#### MATERIAL PROVIDED ####
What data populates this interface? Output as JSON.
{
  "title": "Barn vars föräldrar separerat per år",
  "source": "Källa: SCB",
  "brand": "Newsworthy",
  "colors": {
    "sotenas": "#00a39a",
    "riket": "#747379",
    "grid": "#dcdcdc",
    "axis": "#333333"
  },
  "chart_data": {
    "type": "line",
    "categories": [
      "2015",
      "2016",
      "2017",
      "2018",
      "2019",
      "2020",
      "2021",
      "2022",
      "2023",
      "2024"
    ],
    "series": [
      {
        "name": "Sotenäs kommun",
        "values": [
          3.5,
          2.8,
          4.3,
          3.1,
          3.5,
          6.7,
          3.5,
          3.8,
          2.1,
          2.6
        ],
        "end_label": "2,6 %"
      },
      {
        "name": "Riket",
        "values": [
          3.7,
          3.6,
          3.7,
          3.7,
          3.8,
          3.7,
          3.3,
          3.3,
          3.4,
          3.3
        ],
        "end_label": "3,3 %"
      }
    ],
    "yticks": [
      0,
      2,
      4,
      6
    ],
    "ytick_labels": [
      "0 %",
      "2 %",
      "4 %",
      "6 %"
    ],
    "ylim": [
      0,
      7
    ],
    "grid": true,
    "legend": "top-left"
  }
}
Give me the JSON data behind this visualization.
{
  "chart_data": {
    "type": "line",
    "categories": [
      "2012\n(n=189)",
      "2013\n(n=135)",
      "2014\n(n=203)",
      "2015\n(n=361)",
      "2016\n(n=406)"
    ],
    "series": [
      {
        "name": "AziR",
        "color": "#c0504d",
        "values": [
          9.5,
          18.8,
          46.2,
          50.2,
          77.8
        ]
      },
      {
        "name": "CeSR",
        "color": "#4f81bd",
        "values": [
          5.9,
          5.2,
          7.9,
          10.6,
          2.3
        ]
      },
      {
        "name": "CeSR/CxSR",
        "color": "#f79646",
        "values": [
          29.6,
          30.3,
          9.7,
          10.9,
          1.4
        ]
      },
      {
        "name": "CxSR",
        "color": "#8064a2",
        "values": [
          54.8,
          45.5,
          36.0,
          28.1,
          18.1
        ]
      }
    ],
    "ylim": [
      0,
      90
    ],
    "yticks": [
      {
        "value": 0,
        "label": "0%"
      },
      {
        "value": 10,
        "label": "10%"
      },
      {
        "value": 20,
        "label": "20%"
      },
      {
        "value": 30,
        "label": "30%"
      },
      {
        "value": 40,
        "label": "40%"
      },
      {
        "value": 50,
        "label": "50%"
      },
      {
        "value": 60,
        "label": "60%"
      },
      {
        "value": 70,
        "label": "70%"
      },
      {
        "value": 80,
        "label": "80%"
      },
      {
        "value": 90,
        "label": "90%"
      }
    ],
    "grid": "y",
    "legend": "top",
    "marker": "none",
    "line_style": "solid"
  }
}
####
PROBLEM DESCRIPTION = From the listing above, extract every line exactly as it stands.

SOLUTION FOR THIS PROBLEM =
What data populates this interface? Output as JSON.
{
  "title": "Barn vars föräldrar separerat per år",
  "source": "Källa: SCB",
  "brand": "Newsworthy",
  "colors": {
    "sotenas": "#00a39a",
    "riket": "#747379",
    "grid": "#dcdcdc",
    "axis": "#333333"
  },
  "chart_data": {
    "type": "line",
    "categories": [
      "2015",
      "2016",
      "2017",
      "2018",
      "2019",
      "2020",
      "2021",
      "2022",
      "2023",
      "2024"
    ],
    "series": [
      {
        "name": "Sotenäs kommun",
        "values": [
          3.5,
          2.8,
          4.3,
          3.1,
          3.5,
          6.7,
          3.5,
          3.8,
          2.1,
          2.6
        ],
        "end_label": "2,6 %"
      },
      {
        "name": "Riket",
        "values": [
          3.7,
          3.6,
          3.7,
          3.7,
          3.8,
          3.7,
          3.3,
          3.3,
          3.4,
          3.3
        ],
        "end_label": "3,3 %"
      }
    ],
    "yticks": [
      0,
      2,
      4,
      6
    ],
    "ytick_labels": [
      "0 %",
      "2 %",
      "4 %",
      "6 %"
    ],
    "ylim": [
      0,
      7
    ],
    "grid": true,
    "legend": "top-left"
  }
}
Give me the JSON data behind this visualization.
{
  "chart_data": {
    "type": "line",
    "categories": [
      "2012\n(n=189)",
      "2013\n(n=135)",
      "2014\n(n=203)",
      "2015\n(n=361)",
      "2016\n(n=406)"
    ],
    "series": [
      {
        "name": "AziR",
        "color": "#c0504d",
        "values": [
          9.5,
          18.8,
          46.2,
          50.2,
          77.8
        ]
      },
      {
        "name": "CeSR",
        "color": "#4f81bd",
        "values": [
          5.9,
          5.2,
          7.9,
          10.6,
          2.3
        ]
      },
      {
        "name": "CeSR/CxSR",
        "color": "#f79646",
        "values": [
          29.6,
          30.3,
          9.7,
          10.9,
          1.4
        ]
      },
      {
        "name": "CxSR",
        "color": "#8064a2",
        "values": [
          54.8,
          45.5,
          36.0,
          28.1,
          18.1
        ]
      }
    ],
    "ylim": [
      0,
      90
    ],
    "yticks": [
      {
        "value": 0,
        "label": "0%"
      },
      {
        "value": 10,
        "label": "10%"
      },
      {
        "value": 20,
        "label": "20%"
      },
      {
        "value": 30,
        "label": "30%"
      },
      {
        "value": 40,
        "label": "40%"
      },
      {
        "value": 50,
        "label": "50%"
      },
      {
        "value": 60,
        "label": "60%"
      },
      {
        "value": 70,
        "label": "70%"
      },
      {
        "value": 80,
        "label": "80%"
      },
      {
        "value": 90,
        "label": "90%"
      }
    ],
    "grid": "y",
    "legend": "top",
    "marker": "none",
    "line_style": "solid"
  }
}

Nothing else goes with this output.